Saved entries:

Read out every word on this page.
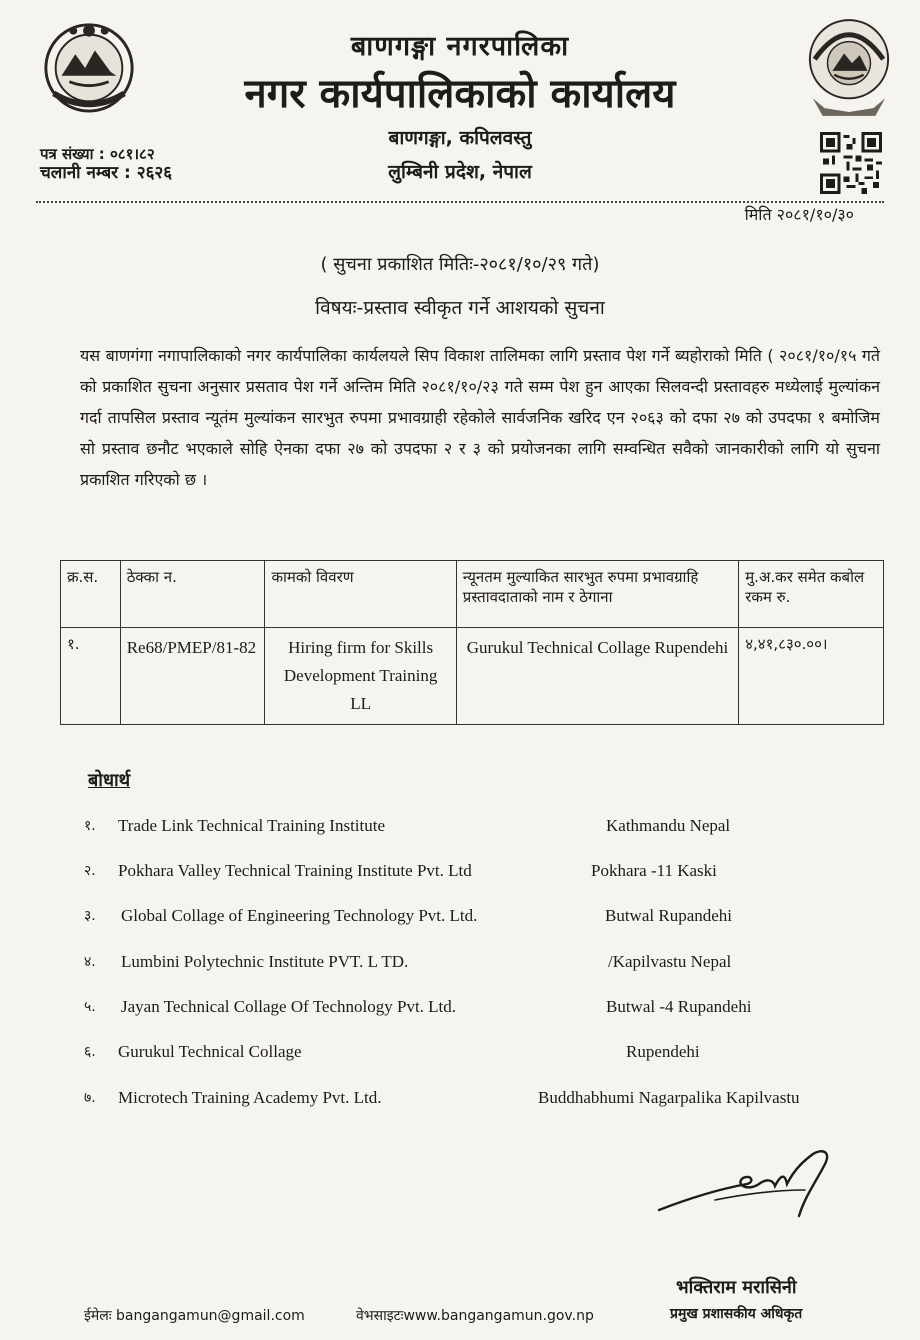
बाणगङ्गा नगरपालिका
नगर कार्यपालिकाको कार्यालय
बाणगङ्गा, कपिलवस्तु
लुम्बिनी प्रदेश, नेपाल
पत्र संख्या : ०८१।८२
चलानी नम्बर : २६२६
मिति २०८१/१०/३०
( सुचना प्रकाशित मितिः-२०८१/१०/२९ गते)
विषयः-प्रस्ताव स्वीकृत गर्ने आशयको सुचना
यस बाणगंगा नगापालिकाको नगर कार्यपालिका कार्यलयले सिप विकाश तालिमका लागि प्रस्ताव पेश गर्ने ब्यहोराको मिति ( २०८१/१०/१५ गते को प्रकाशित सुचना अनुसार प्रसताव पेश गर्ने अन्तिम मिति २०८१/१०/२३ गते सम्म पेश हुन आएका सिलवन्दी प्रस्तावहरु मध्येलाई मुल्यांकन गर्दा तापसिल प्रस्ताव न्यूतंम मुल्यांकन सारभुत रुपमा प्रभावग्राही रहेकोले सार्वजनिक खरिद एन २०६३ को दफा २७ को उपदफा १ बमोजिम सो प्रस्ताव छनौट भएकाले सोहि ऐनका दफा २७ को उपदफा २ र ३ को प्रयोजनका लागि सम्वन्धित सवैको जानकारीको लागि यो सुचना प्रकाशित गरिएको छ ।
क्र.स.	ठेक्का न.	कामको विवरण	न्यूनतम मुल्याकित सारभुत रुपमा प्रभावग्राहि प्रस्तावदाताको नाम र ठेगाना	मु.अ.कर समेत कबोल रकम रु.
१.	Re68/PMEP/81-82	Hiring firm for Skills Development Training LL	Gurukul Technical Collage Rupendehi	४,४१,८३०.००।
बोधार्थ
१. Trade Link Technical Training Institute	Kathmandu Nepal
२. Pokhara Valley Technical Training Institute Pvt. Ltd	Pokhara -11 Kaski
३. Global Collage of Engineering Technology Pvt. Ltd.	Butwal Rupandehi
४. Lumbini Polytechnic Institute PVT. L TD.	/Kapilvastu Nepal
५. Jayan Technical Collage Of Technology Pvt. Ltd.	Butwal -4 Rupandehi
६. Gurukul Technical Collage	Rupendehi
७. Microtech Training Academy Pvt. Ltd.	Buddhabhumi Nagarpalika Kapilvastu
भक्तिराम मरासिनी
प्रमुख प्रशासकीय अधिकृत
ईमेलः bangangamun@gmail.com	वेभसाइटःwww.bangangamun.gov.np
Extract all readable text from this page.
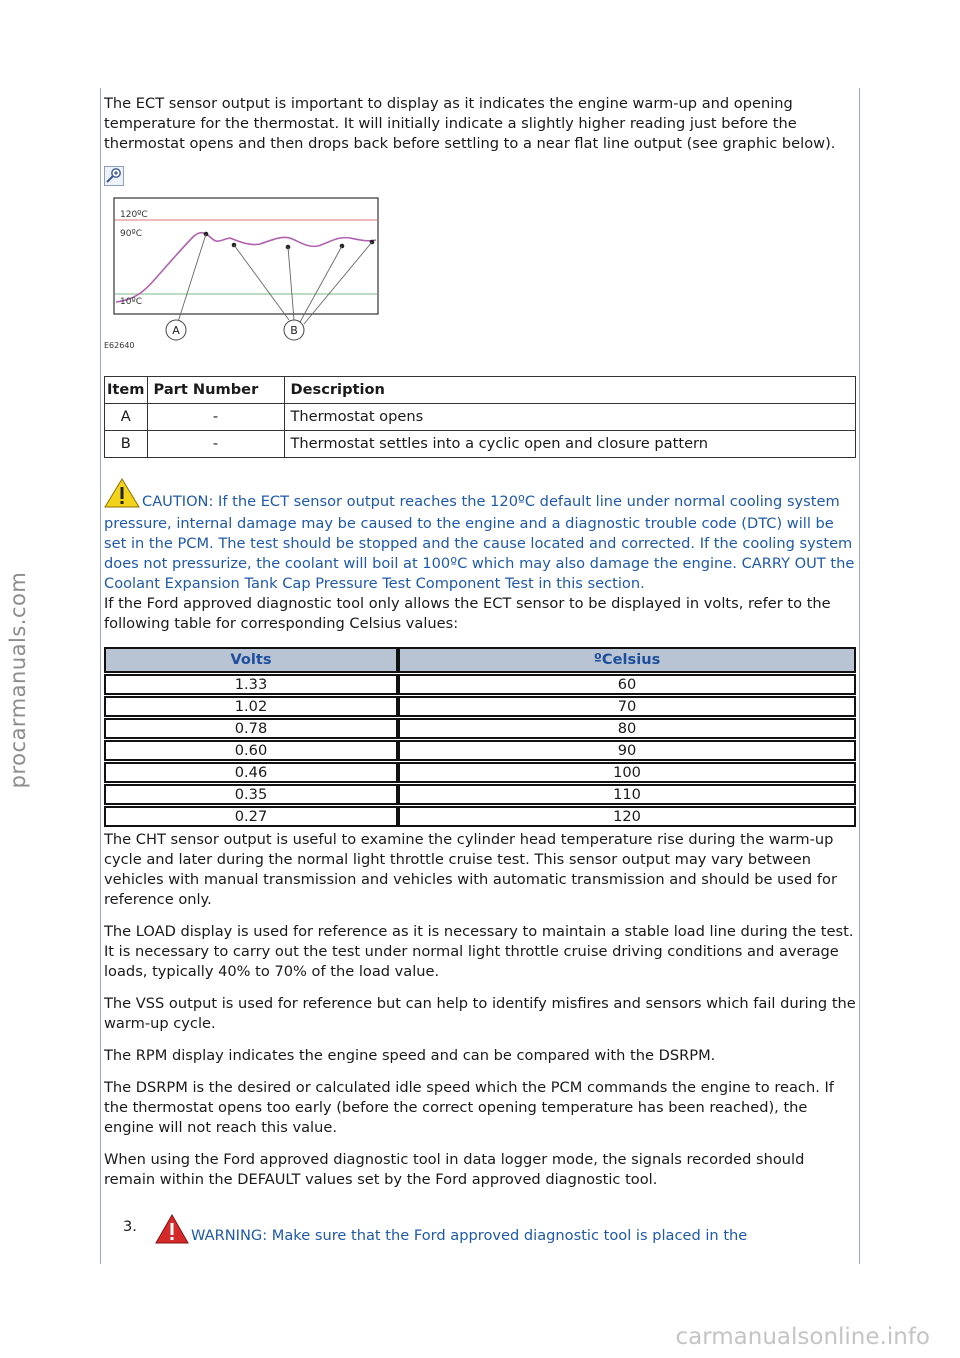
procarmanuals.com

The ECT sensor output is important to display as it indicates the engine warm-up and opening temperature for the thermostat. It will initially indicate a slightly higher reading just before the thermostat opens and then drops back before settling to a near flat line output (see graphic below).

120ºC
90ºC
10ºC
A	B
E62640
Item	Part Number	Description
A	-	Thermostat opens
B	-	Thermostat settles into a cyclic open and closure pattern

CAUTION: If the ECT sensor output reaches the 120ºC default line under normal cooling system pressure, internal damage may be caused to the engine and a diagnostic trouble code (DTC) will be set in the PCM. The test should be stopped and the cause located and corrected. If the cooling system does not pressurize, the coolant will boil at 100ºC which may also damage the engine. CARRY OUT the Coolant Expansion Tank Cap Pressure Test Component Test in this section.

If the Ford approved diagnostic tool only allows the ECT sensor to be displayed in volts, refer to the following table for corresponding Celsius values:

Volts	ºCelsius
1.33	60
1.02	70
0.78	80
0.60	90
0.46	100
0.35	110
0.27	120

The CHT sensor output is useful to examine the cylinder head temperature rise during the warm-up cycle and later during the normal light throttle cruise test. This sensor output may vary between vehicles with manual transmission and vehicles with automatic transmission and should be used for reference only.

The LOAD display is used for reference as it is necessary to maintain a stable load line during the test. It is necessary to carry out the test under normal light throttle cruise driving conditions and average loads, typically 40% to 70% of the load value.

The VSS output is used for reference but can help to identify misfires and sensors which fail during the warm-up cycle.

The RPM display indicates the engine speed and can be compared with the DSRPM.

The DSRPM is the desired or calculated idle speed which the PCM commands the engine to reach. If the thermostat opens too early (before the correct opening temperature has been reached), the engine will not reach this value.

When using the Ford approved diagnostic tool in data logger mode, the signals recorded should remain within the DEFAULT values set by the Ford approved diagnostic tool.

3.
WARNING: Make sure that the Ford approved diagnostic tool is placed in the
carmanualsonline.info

What you need to do:
Give the count of lines holding the word "Rupandehi", with no other words.

Finished answer:
2